*EXTRACT*
· · · ·

# Upgraded from popper to I-roast 2



## shiftywxm

Hi,

Well I've spent a number of months using a Rival popcorn maker and decided the time was right for an upgrade. I was searching around and found a Heathware i-Roast 2 on ebay for £155.

I've had it a few days now and have done two roasts on it so far using some Indian Mysore. The first one on a preset and the second one on a programme I found on the Sweet Maria website. However, both seem to have roasted far too quick. Could possibly be due to the machine being a 230v version and heating too quickly. Both however look good and smell nice... only time will tell if they taste nice as they are still settling.

I really like that you can programme your own profiles on this machine and it's going to be fun, although expensive, to experiment!

Anyone else got an i-roast 2? Got any profiles to share that do a slow roast?


----------



## CoffeeMagic

Not sure if there are too many around the UK as I haven't come across a retailer (not that I have really been looking). However I have come across some threads in US and Aus forums. Perhaps try a hard bean if you find it roasts too quickly. Don't forget to give us some feedback on the roast.

· · · ·

*COMPLETE THE FOLLOWING*
1: In the coffee-roasting thread, what price did the original poster pay for the i-Roast 2 on eBay?
2: Rewrite the coffee-roasting thread from "I've had it" to "are still settling.", substituting "Ethiopian Sidamo" for "Indian Mysore".
3: Resume the coffee-roasting forum thread from the point where it stops.
The material after this coffee-roasting forum thread comes from an unrelated source.

*DATASET EXTRACT*

· · · ·

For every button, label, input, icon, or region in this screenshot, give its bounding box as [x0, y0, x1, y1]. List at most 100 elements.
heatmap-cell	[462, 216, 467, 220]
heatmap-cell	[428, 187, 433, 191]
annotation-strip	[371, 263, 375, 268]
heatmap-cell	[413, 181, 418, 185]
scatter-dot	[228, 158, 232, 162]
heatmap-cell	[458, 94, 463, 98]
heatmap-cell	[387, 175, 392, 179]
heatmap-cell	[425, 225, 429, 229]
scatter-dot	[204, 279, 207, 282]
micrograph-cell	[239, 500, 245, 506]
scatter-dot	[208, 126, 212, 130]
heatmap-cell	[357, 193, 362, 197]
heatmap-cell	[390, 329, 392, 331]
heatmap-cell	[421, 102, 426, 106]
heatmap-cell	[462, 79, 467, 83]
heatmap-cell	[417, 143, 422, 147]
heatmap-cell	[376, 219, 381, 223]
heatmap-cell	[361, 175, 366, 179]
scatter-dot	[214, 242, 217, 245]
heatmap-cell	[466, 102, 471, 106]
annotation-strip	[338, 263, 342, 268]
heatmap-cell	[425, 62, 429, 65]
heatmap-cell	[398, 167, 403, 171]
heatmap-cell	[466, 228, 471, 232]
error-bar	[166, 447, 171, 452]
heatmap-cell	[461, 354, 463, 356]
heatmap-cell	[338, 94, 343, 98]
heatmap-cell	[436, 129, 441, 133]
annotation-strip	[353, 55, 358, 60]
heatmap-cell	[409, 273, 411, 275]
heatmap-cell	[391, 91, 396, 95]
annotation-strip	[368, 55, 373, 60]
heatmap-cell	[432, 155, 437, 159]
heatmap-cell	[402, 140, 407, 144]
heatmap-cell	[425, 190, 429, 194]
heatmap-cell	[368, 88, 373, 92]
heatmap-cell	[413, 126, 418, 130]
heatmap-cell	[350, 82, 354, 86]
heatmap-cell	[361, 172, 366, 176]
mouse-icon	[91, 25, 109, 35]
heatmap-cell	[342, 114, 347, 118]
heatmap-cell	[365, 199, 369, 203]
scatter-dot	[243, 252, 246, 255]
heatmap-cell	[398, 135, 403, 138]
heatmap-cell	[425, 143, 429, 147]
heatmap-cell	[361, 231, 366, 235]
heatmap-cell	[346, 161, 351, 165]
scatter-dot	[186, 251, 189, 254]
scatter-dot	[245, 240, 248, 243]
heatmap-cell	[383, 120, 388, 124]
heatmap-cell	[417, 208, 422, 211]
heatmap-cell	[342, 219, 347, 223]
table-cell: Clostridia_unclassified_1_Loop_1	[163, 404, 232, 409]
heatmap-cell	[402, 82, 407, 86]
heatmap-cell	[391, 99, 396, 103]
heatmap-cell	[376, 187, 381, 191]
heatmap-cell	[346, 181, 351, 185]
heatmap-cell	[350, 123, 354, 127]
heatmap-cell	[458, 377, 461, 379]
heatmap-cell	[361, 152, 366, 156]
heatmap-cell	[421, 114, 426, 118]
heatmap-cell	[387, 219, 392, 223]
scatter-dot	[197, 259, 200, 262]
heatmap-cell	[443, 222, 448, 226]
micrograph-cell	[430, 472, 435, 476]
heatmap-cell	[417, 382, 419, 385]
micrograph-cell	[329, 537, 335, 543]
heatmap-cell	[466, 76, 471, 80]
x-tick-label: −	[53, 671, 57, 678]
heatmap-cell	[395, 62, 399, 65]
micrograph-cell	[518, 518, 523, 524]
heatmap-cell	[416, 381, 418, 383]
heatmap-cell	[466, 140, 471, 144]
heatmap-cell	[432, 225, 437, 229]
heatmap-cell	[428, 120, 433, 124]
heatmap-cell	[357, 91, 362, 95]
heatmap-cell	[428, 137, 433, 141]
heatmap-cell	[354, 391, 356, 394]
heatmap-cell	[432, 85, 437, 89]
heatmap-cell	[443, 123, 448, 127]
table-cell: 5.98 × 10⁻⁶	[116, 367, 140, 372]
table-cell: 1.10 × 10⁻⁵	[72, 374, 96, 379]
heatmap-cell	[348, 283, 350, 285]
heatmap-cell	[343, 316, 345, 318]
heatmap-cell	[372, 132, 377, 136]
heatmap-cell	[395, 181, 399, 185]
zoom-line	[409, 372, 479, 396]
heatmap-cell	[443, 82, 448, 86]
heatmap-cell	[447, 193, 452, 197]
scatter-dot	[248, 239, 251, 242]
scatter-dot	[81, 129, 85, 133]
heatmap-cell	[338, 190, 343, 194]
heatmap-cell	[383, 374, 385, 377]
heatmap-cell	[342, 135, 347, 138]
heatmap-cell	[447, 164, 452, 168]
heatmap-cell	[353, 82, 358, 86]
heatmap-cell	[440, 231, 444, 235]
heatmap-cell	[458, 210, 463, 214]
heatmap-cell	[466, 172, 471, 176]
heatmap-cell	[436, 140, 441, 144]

· · · ·

*IN RESPONSE*
1: £155.

2:
I've had it a few days now and have done two roasts on it so far using some Ethiopian Sidamo. The first one on a preset and the second one on a programme I found on the Sweet Maria website. However, both seem to have roasted far too quick. Could possibly be due to the machine being a 230v version and heating too quickly. Both however look good and smell nice... only time will tell if they taste nice as they are still settling.

3:
----------



## shiftywxm

CoffeeMagic, thanks for your reply! Can you suggest some harder beans to try?


----------



## CoffeeMagic

Look for coffees marked SHB. e.g. Guatemalan, Costa Rican Tarrazu. They are generally grown at high altitudes (>4000 feet)


----------



## shiftywxm

Just tried the first batch of Mysore that I roasted on the 15th. I decided to grind it and use in a french press. Despite it roasting fast, I was impressed with it. It was a really smooth taste and had nice, but not overpowering milk chocolate notes. I think I'm going to like this machine!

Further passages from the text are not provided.